** To-do list **
1) Answer these questions from the quinoa salad recipe:
(a) How many servings does the recipe make?
(b) How much water does the salad call for?
(c) What may replace the balsamic vinegar if its taste is too strong?
2) Pick up the quinoa salad recipe after its last line and write what follows.

** Source excerpt **

⟨

Super food that is versatile, nutritious, and easy to prepare.

Wednesday, April 25, 2018

 Mishpacha-Recipe

 

Quinoa is definitely one of the most popular new kids on the block when it comes to super foods that are versatile, nutritious, and easy to prepare.

Ingredients

Serves 6


Salad
  • 4 cups quinoa
  • 6 cups water
  • ½ cup dried cranberries
  • 1/3 cup pine nuts
  • 1 bunch scallions, sliced, or 1 finely diced red onion
  • 1 red and 1 orange pepper, finely diced
  • 1 cup canned black beans,
  • optional
  • ½ bunch fresh parsley, finely
  • chopped, or 3 cubes frozen
  • parsley

Balsamic Dressing
  • ¼ cup rice vinegar (white vinegar is fine, too)
  • ¼ cup balsamic vinegar (sub cider vinegar if this is too strong for your taste)
  • ½ cup olive or canola oil
  • 4 cloves garlic, minced (optional)

⟩

** Supplied records **
⟨

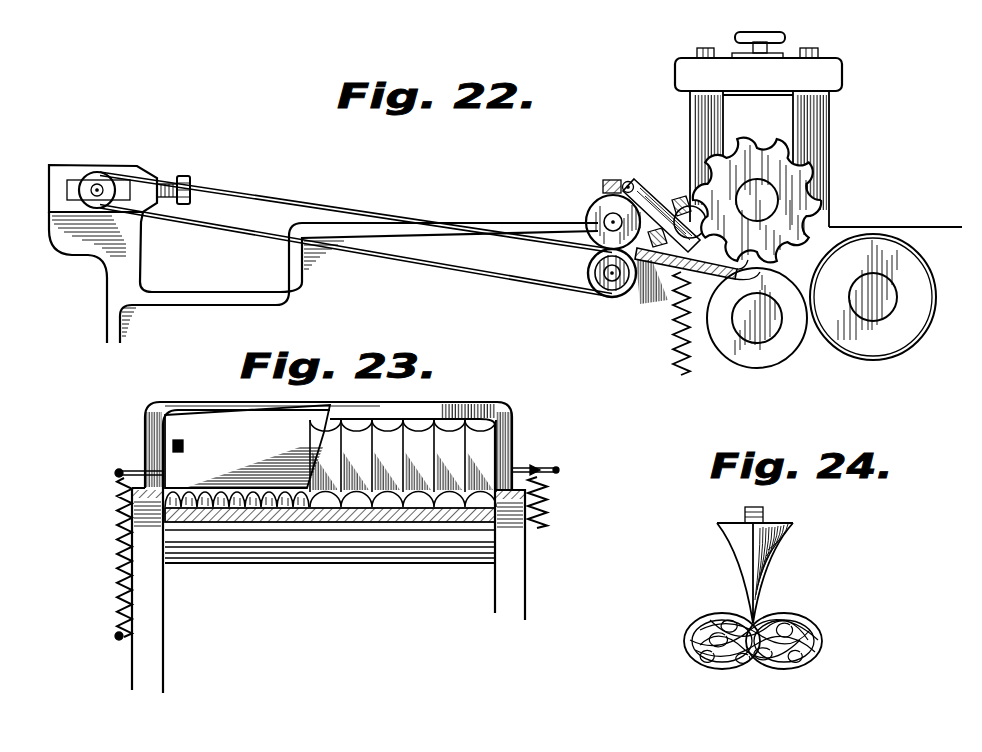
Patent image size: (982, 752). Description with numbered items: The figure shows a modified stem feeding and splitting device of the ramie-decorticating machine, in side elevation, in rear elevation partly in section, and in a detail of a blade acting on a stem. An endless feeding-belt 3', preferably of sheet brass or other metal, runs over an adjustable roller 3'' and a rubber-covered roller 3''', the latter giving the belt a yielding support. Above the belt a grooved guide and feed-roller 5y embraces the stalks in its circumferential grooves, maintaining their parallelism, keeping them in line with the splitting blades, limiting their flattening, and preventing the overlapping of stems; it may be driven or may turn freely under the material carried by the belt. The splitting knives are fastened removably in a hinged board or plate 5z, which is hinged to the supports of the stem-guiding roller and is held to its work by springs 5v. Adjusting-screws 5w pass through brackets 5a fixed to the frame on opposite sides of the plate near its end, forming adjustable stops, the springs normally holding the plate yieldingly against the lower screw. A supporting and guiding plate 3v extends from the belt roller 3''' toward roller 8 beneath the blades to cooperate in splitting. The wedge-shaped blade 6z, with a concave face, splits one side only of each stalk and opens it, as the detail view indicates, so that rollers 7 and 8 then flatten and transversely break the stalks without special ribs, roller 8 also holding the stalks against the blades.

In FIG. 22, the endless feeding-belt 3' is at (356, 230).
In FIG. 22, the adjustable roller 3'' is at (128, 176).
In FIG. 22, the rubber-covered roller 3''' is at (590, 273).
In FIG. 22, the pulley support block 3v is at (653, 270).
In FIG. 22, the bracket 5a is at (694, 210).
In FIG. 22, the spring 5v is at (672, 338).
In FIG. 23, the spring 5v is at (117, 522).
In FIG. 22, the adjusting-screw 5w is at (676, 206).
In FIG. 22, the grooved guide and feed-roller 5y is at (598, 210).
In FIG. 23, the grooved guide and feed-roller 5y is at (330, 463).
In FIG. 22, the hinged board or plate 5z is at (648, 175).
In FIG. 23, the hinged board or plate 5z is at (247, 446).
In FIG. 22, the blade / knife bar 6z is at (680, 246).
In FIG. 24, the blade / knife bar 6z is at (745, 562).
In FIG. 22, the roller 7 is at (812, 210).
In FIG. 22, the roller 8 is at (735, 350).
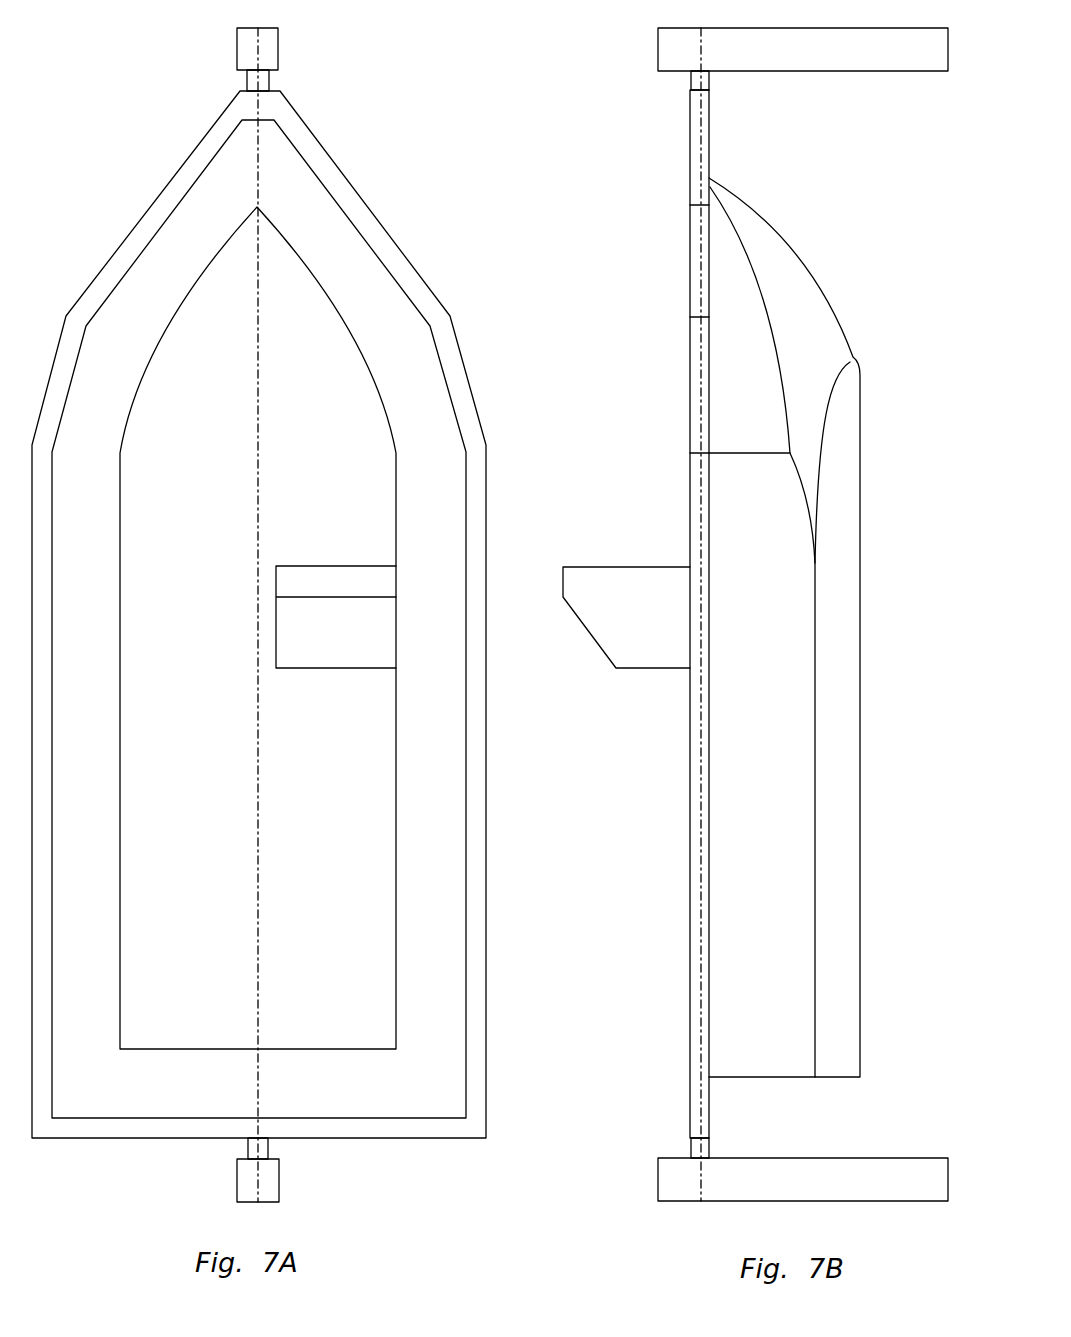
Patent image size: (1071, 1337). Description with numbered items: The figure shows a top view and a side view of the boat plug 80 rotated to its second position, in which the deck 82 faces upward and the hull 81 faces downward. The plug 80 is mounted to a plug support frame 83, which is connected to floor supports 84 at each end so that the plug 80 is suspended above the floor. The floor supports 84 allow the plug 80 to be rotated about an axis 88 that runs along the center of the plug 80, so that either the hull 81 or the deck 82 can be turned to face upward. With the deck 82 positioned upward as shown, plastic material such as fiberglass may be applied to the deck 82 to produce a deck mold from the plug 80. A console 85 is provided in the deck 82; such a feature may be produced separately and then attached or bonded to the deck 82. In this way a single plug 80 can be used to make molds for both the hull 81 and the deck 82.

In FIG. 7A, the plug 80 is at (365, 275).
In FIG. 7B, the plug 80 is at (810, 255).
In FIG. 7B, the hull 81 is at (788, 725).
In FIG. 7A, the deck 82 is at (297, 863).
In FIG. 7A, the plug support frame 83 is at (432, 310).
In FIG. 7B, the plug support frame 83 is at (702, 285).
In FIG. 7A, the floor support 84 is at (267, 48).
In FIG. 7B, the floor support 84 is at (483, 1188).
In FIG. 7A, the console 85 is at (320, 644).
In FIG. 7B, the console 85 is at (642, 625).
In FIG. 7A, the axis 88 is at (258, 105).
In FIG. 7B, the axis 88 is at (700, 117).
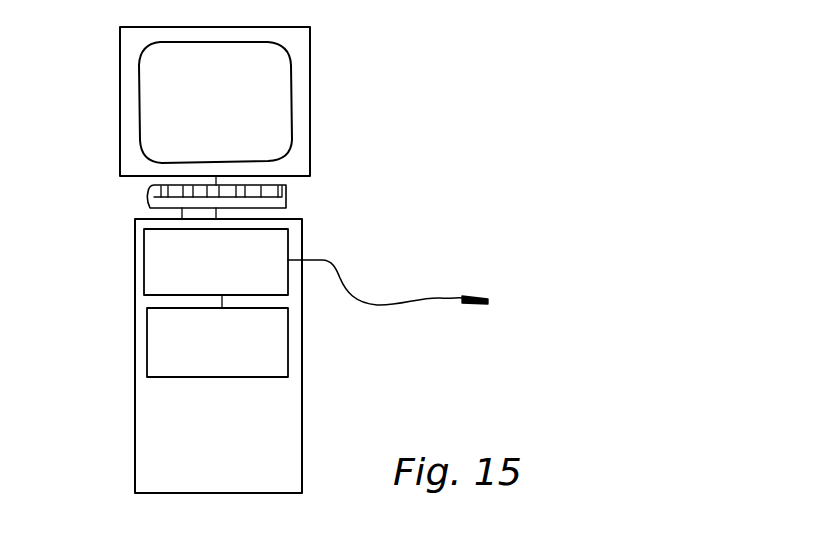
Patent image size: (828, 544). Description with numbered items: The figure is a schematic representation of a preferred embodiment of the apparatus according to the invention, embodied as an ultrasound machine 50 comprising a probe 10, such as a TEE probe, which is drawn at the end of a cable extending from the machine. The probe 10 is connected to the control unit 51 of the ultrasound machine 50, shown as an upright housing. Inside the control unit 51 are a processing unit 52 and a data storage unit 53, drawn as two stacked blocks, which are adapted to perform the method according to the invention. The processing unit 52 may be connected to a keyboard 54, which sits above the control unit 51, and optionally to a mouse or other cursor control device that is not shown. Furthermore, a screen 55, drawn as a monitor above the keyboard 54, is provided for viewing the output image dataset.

⟩

** Set of answers **
1)
(a) 6
(b) 6 cups
(c) Cider vinegar

2)
  • 2 Tbsp honey or sugar
  • 1 Tbsp garlic powder
  • 1 Tbsp onion powder
  • 1 tsp black pepper
  • 1 tsp salt



Preparation

Combine quinoa and water in medium-sized pot. Bring to a boil, and then reduce heat to low. Allow to cook, covered, for about 20 minutes or until water is evaporated. Don’t worry if some of it gets overdone — I’ve done that several times and it just gives the salad a nice toasted flavor. Add dried cranberries, nuts, scallions, chopped pepper, beans, and parsley.

Combine dressing ingredients in a cruet and shake well, then pour over salad. Quinoa tends to really eat up dressing, so double or triple the dressing and use extras for a tossed salad later in the week.